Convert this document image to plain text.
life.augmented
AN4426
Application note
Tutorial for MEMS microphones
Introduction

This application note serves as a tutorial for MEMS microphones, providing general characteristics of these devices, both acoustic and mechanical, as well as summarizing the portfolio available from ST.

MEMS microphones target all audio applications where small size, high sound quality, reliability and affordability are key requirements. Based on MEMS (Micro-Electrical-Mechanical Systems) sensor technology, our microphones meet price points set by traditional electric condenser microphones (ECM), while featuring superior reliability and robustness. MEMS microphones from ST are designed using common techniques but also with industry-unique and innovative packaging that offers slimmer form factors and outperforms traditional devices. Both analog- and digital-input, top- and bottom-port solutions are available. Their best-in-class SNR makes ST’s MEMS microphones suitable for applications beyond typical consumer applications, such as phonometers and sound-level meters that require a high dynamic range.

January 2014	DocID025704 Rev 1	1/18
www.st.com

..........

--- Task directions ---
Each line of the listing should be copied exactly.

--- Answer in full ---
Convert this document image to plain text.
life.augmented
AN4426
Application note
Tutorial for MEMS microphones
Introduction

This application note serves as a tutorial for MEMS microphones, providing general characteristics of these devices, both acoustic and mechanical, as well as summarizing the portfolio available from ST.

MEMS microphones target all audio applications where small size, high sound quality, reliability and affordability are key requirements. Based on MEMS (Micro-Electrical-Mechanical Systems) sensor technology, our microphones meet price points set by traditional electric condenser microphones (ECM), while featuring superior reliability and robustness. MEMS microphones from ST are designed using common techniques but also with industry-unique and innovative packaging that offers slimmer form factors and outperforms traditional devices. Both analog- and digital-input, top- and bottom-port solutions are available. Their best-in-class SNR makes ST’s MEMS microphones suitable for applications beyond typical consumer applications, such as phonometers and sound-level meters that require a high dynamic range.

January 2014	DocID025704 Rev 1	1/18
www.st.com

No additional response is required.